Please give the entries again in full and exactly, without any picture.

::: GIVEN RECORDS

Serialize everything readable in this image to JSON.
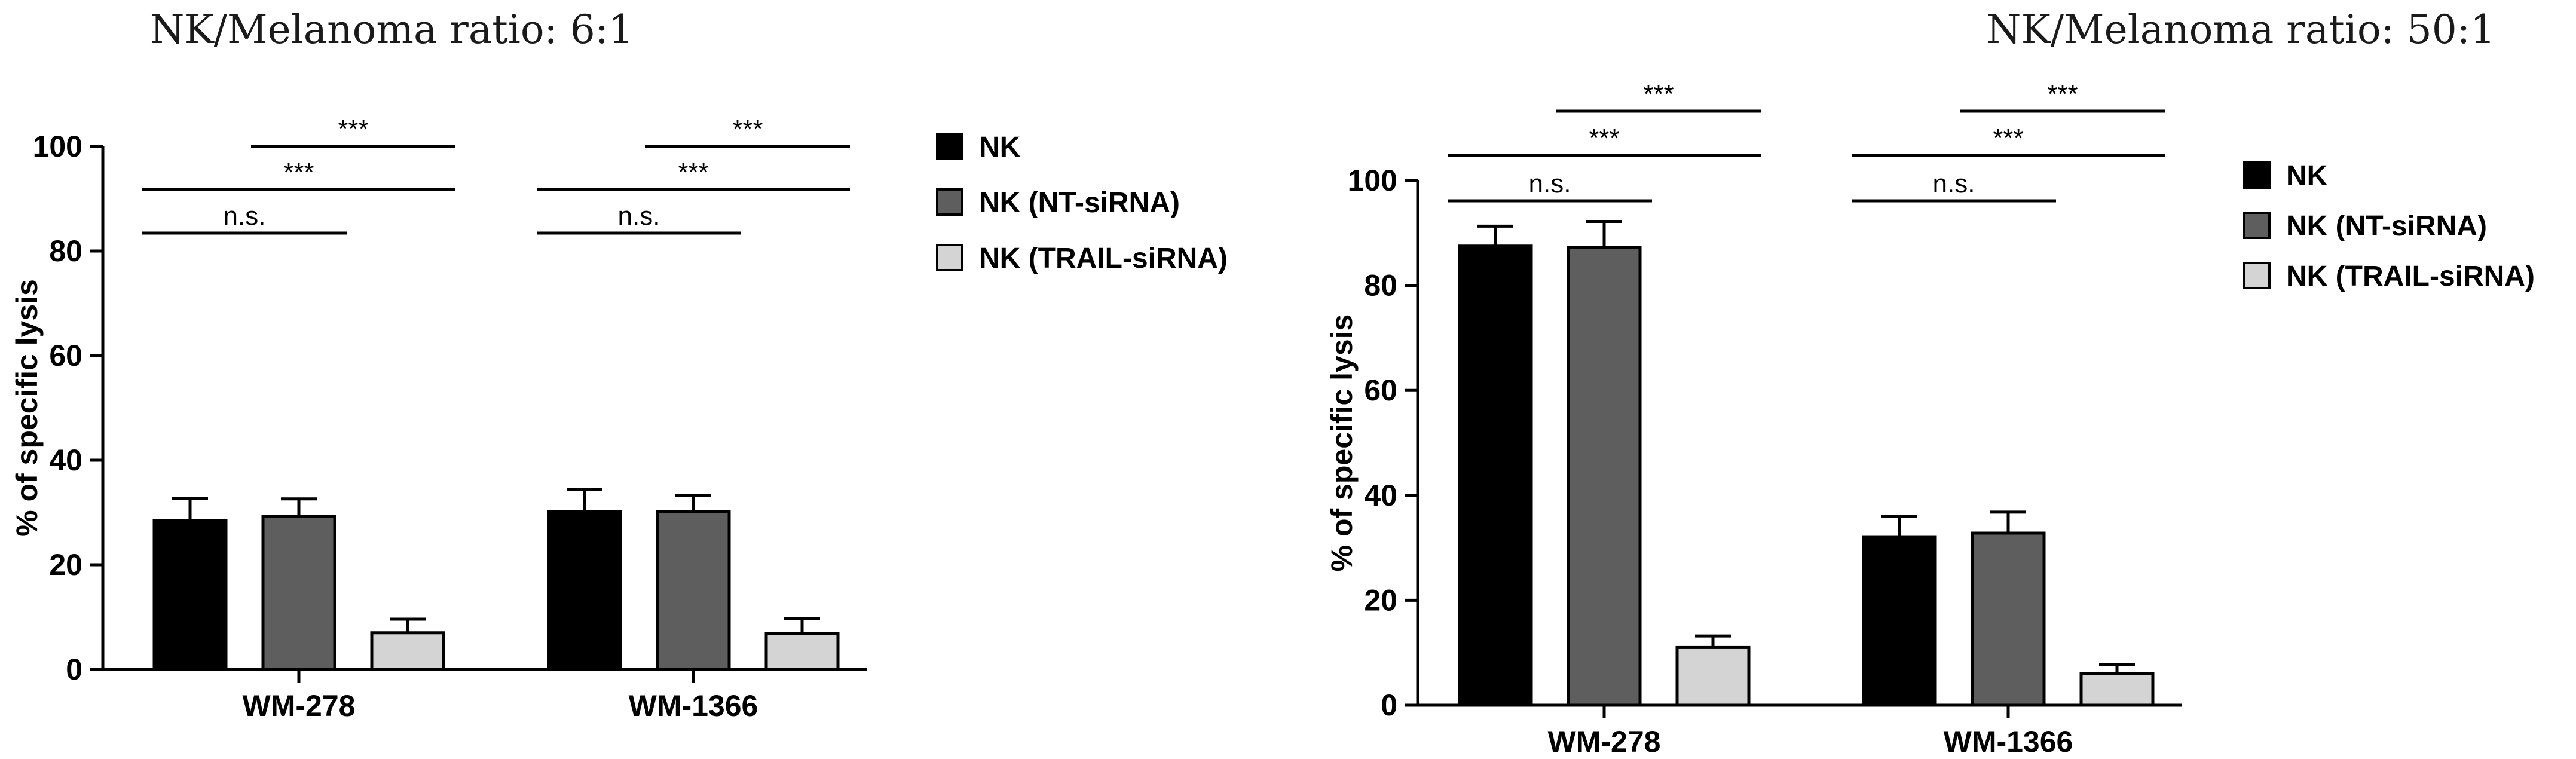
{
  "chart_data": [
    {
      "type": "bar",
      "title": "NK/Melanoma ratio: 6:1",
      "ylabel": "% of specific lysis",
      "xlabel": "",
      "ylim": [
        0,
        100
      ],
      "yticks": [
        0,
        20,
        40,
        60,
        80,
        100
      ],
      "categories": [
        "WM-278",
        "WM-1366"
      ],
      "series": [
        {
          "name": "NK",
          "values": [
            28.5,
            30.2
          ],
          "errors": [
            4.2,
            4.2
          ]
        },
        {
          "name": "NK (NT-siRNA)",
          "values": [
            29.2,
            30.2
          ],
          "errors": [
            3.4,
            3.1
          ]
        },
        {
          "name": "NK (TRAIL-siRNA)",
          "values": [
            7.0,
            6.8
          ],
          "errors": [
            2.6,
            2.9
          ]
        }
      ],
      "significance": [
        {
          "category": 0,
          "from": 0,
          "to": 1,
          "label": "n.s."
        },
        {
          "category": 0,
          "from": 0,
          "to": 2,
          "label": "***"
        },
        {
          "category": 0,
          "from": 1,
          "to": 2,
          "label": "***"
        },
        {
          "category": 1,
          "from": 0,
          "to": 1,
          "label": "n.s."
        },
        {
          "category": 1,
          "from": 0,
          "to": 2,
          "label": "***"
        },
        {
          "category": 1,
          "from": 1,
          "to": 2,
          "label": "***"
        }
      ],
      "legend_position": "right",
      "grid": false
    },
    {
      "type": "bar",
      "title": "NK/Melanoma ratio: 50:1",
      "ylabel": "% of specific lysis",
      "xlabel": "",
      "ylim": [
        0,
        100
      ],
      "yticks": [
        0,
        20,
        40,
        60,
        80,
        100
      ],
      "categories": [
        "WM-278",
        "WM-1366"
      ],
      "series": [
        {
          "name": "NK",
          "values": [
            87.5,
            32.0
          ],
          "errors": [
            3.8,
            4.0
          ]
        },
        {
          "name": "NK (NT-siRNA)",
          "values": [
            87.2,
            32.8
          ],
          "errors": [
            5.0,
            4.0
          ]
        },
        {
          "name": "NK (TRAIL-siRNA)",
          "values": [
            11.0,
            6.0
          ],
          "errors": [
            2.2,
            1.8
          ]
        }
      ],
      "significance": [
        {
          "category": 0,
          "from": 0,
          "to": 1,
          "label": "n.s."
        },
        {
          "category": 0,
          "from": 0,
          "to": 2,
          "label": "***"
        },
        {
          "category": 0,
          "from": 1,
          "to": 2,
          "label": "***"
        },
        {
          "category": 1,
          "from": 0,
          "to": 1,
          "label": "n.s."
        },
        {
          "category": 1,
          "from": 0,
          "to": 2,
          "label": "***"
        },
        {
          "category": 1,
          "from": 1,
          "to": 2,
          "label": "***"
        }
      ],
      "legend_position": "right",
      "grid": false
    }
  ],
  "colors": {
    "NK": "#000000",
    "NK (NT-siRNA)": "#5e5e5e",
    "NK (TRAIL-siRNA)": "#d4d4d4"
  }
}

::::::

*SOLUTION TO THIS TASK*.
Serialize everything readable in this image to JSON.
{
  "chart_data": [
    {
      "type": "bar",
      "title": "NK/Melanoma ratio: 6:1",
      "ylabel": "% of specific lysis",
      "xlabel": "",
      "ylim": [
        0,
        100
      ],
      "yticks": [
        0,
        20,
        40,
        60,
        80,
        100
      ],
      "categories": [
        "WM-278",
        "WM-1366"
      ],
      "series": [
        {
          "name": "NK",
          "values": [
            28.5,
            30.2
          ],
          "errors": [
            4.2,
            4.2
          ]
        },
        {
          "name": "NK (NT-siRNA)",
          "values": [
            29.2,
            30.2
          ],
          "errors": [
            3.4,
            3.1
          ]
        },
        {
          "name": "NK (TRAIL-siRNA)",
          "values": [
            7.0,
            6.8
          ],
          "errors": [
            2.6,
            2.9
          ]
        }
      ],
      "significance": [
        {
          "category": 0,
          "from": 0,
          "to": 1,
          "label": "n.s."
        },
        {
          "category": 0,
          "from": 0,
          "to": 2,
          "label": "***"
        },
        {
          "category": 0,
          "from": 1,
          "to": 2,
          "label": "***"
        },
        {
          "category": 1,
          "from": 0,
          "to": 1,
          "label": "n.s."
        },
        {
          "category": 1,
          "from": 0,
          "to": 2,
          "label": "***"
        },
        {
          "category": 1,
          "from": 1,
          "to": 2,
          "label": "***"
        }
      ],
      "legend_position": "right",
      "grid": false
    },
    {
      "type": "bar",
      "title": "NK/Melanoma ratio: 50:1",
      "ylabel": "% of specific lysis",
      "xlabel": "",
      "ylim": [
        0,
        100
      ],
      "yticks": [
        0,
        20,
        40,
        60,
        80,
        100
      ],
      "categories": [
        "WM-278",
        "WM-1366"
      ],
      "series": [
        {
          "name": "NK",
          "values": [
            87.5,
            32.0
          ],
          "errors": [
            3.8,
            4.0
          ]
        },
        {
          "name": "NK (NT-siRNA)",
          "values": [
            87.2,
            32.8
          ],
          "errors": [
            5.0,
            4.0
          ]
        },
        {
          "name": "NK (TRAIL-siRNA)",
          "values": [
            11.0,
            6.0
          ],
          "errors": [
            2.2,
            1.8
          ]
        }
      ],
      "significance": [
        {
          "category": 0,
          "from": 0,
          "to": 1,
          "label": "n.s."
        },
        {
          "category": 0,
          "from": 0,
          "to": 2,
          "label": "***"
        },
        {
          "category": 0,
          "from": 1,
          "to": 2,
          "label": "***"
        },
        {
          "category": 1,
          "from": 0,
          "to": 1,
          "label": "n.s."
        },
        {
          "category": 1,
          "from": 0,
          "to": 2,
          "label": "***"
        },
        {
          "category": 1,
          "from": 1,
          "to": 2,
          "label": "***"
        }
      ],
      "legend_position": "right",
      "grid": false
    }
  ],
  "colors": {
    "NK": "#000000",
    "NK (NT-siRNA)": "#5e5e5e",
    "NK (TRAIL-siRNA)": "#d4d4d4"
  }
}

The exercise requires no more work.